In the records below, pick out all lines containing the word "would".

┄┄┄┄┄┄┄┄┄┄

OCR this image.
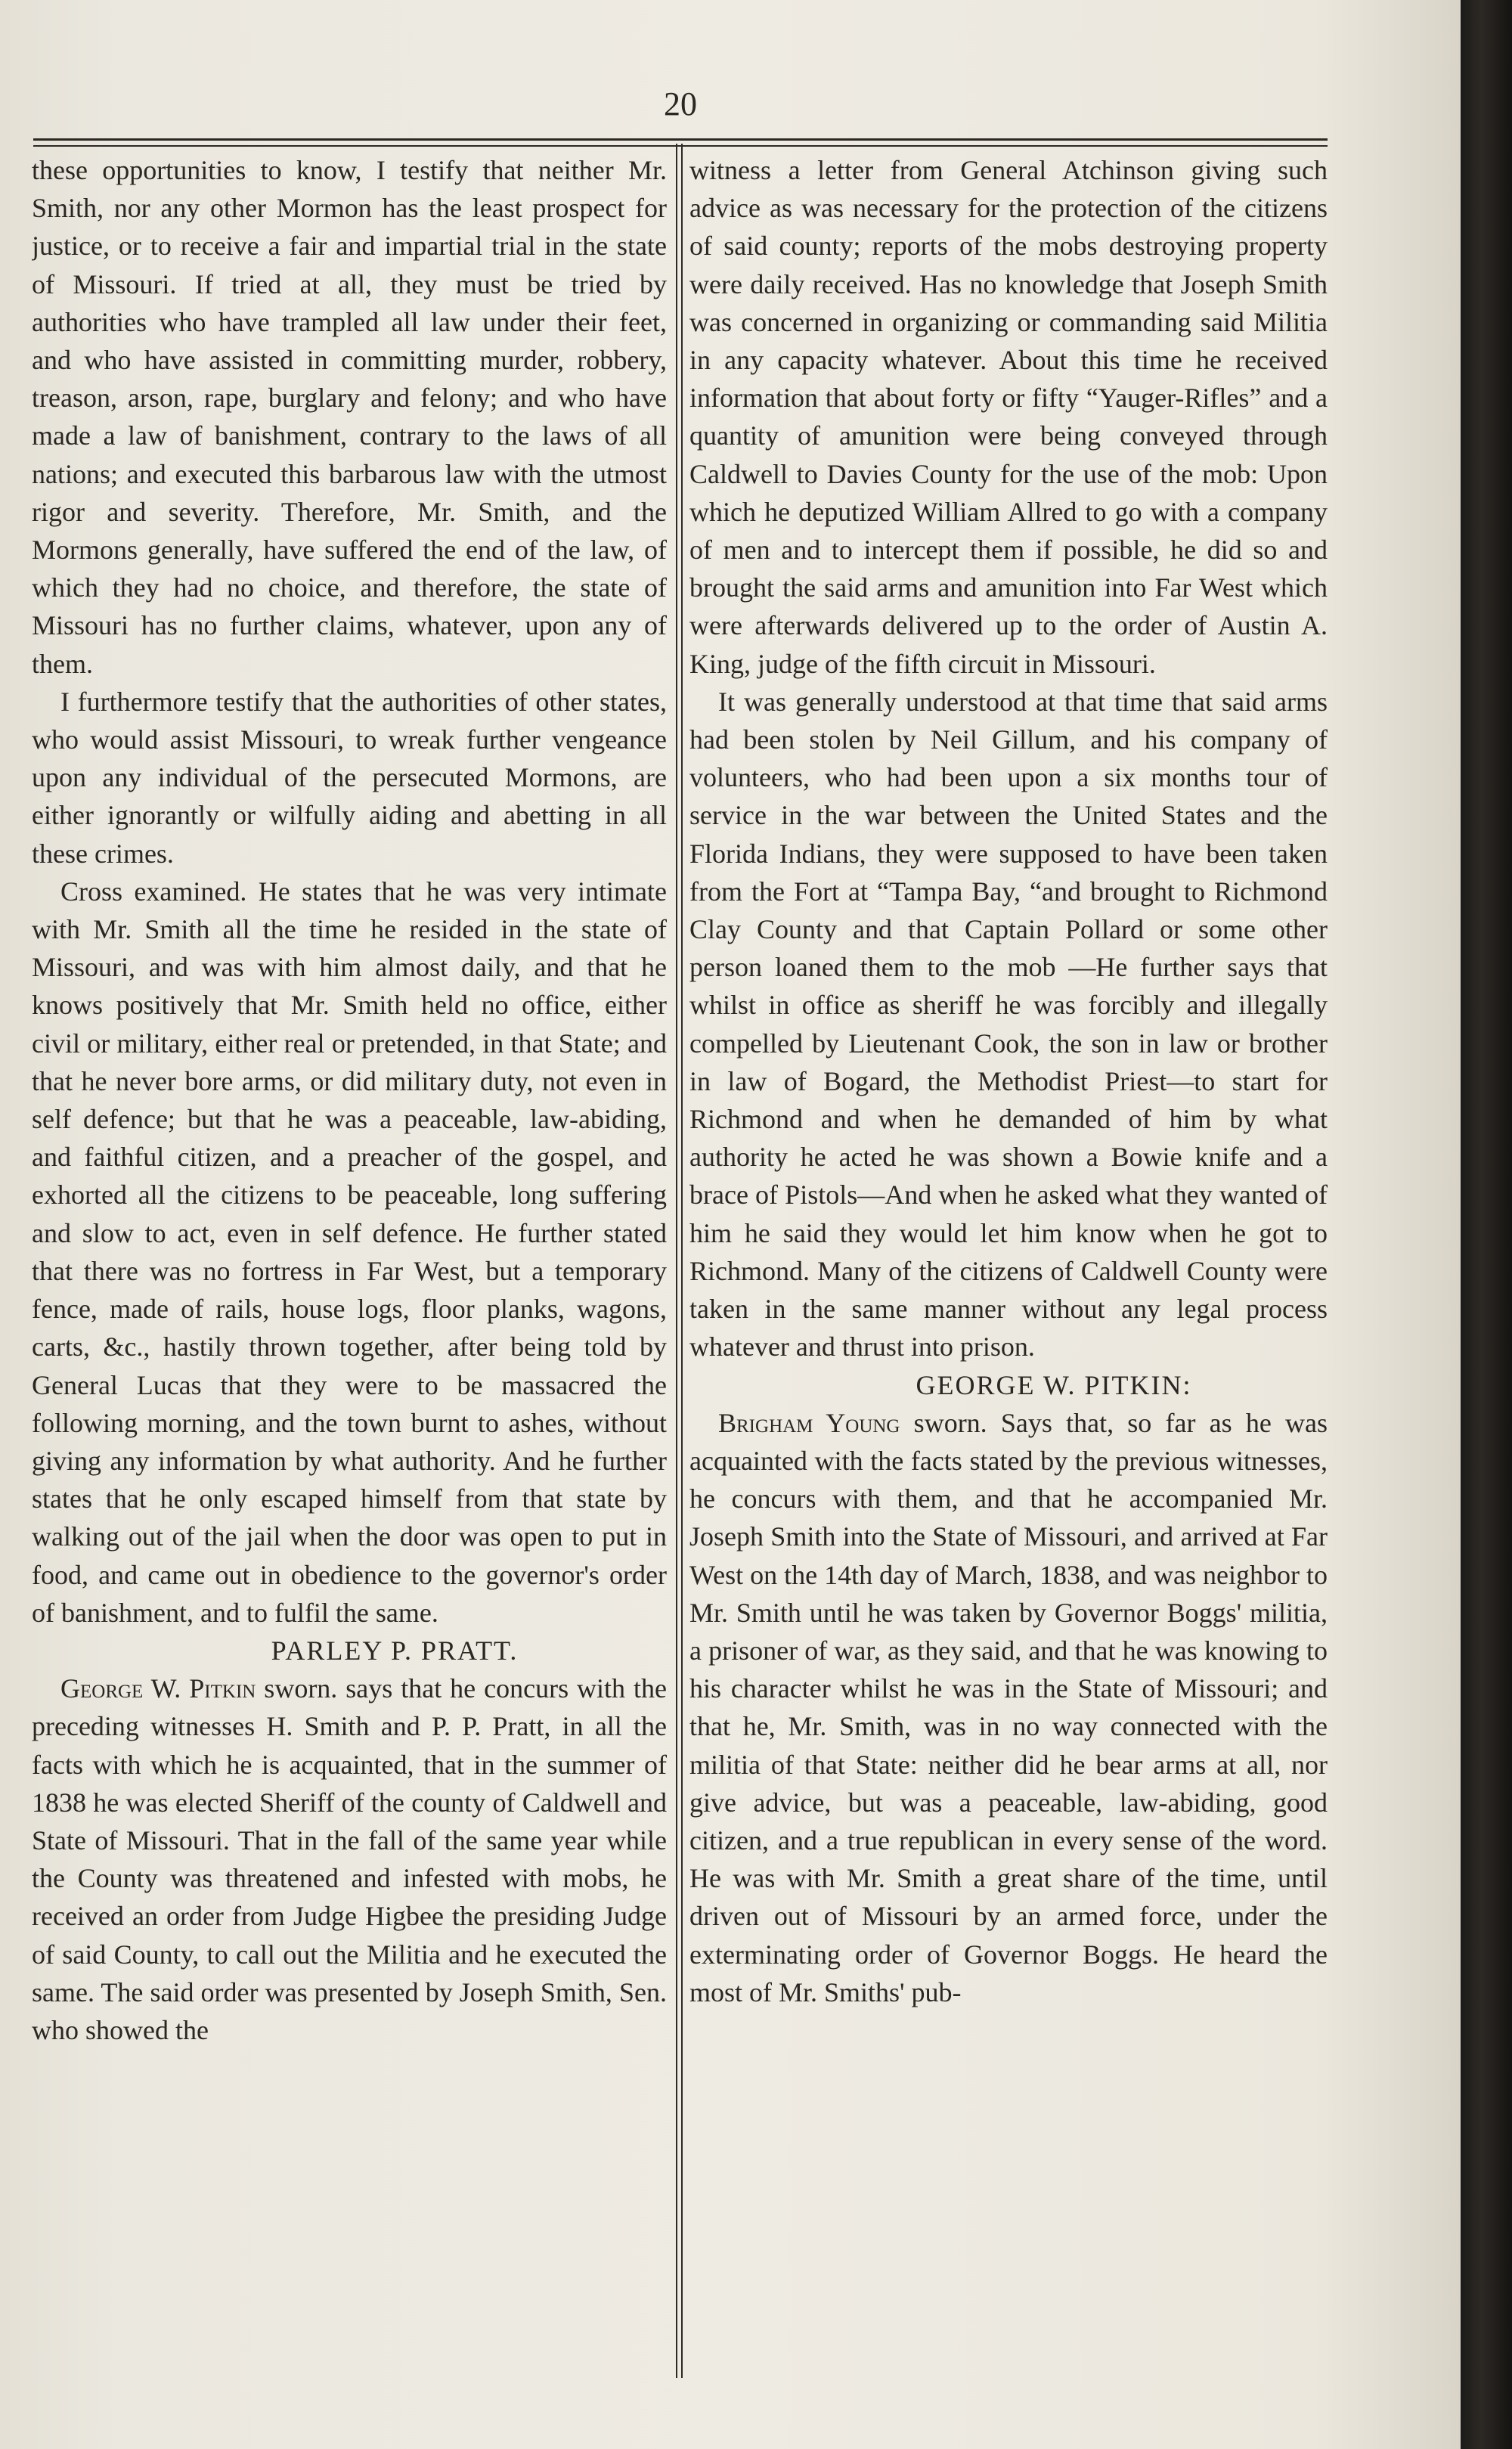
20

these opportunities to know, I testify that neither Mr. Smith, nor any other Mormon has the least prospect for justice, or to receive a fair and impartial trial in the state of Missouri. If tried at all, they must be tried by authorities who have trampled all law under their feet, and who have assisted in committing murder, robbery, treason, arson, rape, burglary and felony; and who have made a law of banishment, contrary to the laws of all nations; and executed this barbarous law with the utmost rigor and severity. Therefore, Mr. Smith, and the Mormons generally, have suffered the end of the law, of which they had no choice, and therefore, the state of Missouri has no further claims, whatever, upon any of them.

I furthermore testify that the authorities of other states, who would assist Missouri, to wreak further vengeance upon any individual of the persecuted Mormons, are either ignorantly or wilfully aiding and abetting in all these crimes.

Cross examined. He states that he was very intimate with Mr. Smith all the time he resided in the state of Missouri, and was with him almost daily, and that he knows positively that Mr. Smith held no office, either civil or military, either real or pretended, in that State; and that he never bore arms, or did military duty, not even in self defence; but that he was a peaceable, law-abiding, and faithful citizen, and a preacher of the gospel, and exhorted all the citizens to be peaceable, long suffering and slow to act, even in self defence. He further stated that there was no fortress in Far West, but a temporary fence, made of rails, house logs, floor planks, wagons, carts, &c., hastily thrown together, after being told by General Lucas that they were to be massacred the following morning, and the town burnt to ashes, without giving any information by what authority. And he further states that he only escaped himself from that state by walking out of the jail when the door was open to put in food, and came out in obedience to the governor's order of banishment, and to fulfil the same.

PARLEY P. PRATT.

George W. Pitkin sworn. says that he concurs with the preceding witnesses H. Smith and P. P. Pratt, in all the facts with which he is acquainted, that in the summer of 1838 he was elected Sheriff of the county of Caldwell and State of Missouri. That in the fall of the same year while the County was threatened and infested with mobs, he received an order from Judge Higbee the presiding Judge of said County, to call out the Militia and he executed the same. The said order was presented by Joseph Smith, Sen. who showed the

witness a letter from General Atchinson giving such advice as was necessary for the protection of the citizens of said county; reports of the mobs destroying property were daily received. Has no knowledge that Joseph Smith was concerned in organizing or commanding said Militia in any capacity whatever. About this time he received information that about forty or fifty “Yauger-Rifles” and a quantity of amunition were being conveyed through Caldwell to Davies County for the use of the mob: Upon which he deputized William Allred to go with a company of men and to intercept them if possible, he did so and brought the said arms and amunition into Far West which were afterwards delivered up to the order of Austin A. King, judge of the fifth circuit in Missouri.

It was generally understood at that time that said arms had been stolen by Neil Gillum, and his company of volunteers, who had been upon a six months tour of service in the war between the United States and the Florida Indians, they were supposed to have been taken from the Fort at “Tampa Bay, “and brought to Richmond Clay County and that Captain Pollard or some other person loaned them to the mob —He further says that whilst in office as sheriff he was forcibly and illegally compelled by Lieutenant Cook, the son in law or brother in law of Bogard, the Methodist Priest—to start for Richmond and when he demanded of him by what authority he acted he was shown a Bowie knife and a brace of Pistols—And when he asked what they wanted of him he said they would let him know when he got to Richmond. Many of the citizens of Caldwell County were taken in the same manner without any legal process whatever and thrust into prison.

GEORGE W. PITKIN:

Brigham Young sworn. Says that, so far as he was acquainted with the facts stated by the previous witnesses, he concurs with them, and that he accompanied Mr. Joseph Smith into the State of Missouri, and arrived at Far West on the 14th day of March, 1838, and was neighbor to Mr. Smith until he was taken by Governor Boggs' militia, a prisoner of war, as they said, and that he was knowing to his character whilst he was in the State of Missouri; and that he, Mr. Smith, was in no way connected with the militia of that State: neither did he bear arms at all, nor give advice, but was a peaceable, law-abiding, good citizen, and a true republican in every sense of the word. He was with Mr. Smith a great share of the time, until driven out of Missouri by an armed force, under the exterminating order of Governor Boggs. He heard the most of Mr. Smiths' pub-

┄┄┄┄┄┄┄┄┄┄

▶ _WRITTEN SOLUTION_:
I furthermore testify that the authorities of other states, who would assist Missouri, to wreak further vengeance upon any individual of the persecuted Mormons, are either ignorantly or wilfully aiding and abetting in all these crimes.
It was generally understood at that time that said arms had been stolen by Neil Gillum, and his company of volunteers, who had been upon a six months tour of service in the war between the United States and the Florida Indians, they were supposed to have been taken from the Fort at “Tampa Bay, “and brought to Richmond Clay County and that Captain Pollard or some other person loaned them to the mob —He further says that whilst in office as sheriff he was forcibly and illegally compelled by Lieutenant Cook, the son in law or brother in law of Bogard, the Methodist Priest—to start for Richmond and when he demanded of him by what authority he acted he was shown a Bowie knife and a brace of Pistols—And when he asked what they wanted of him he said they would let him know when he got to Richmond. Many of the citizens of Caldwell County were taken in the same manner without any legal process whatever and thrust into prison.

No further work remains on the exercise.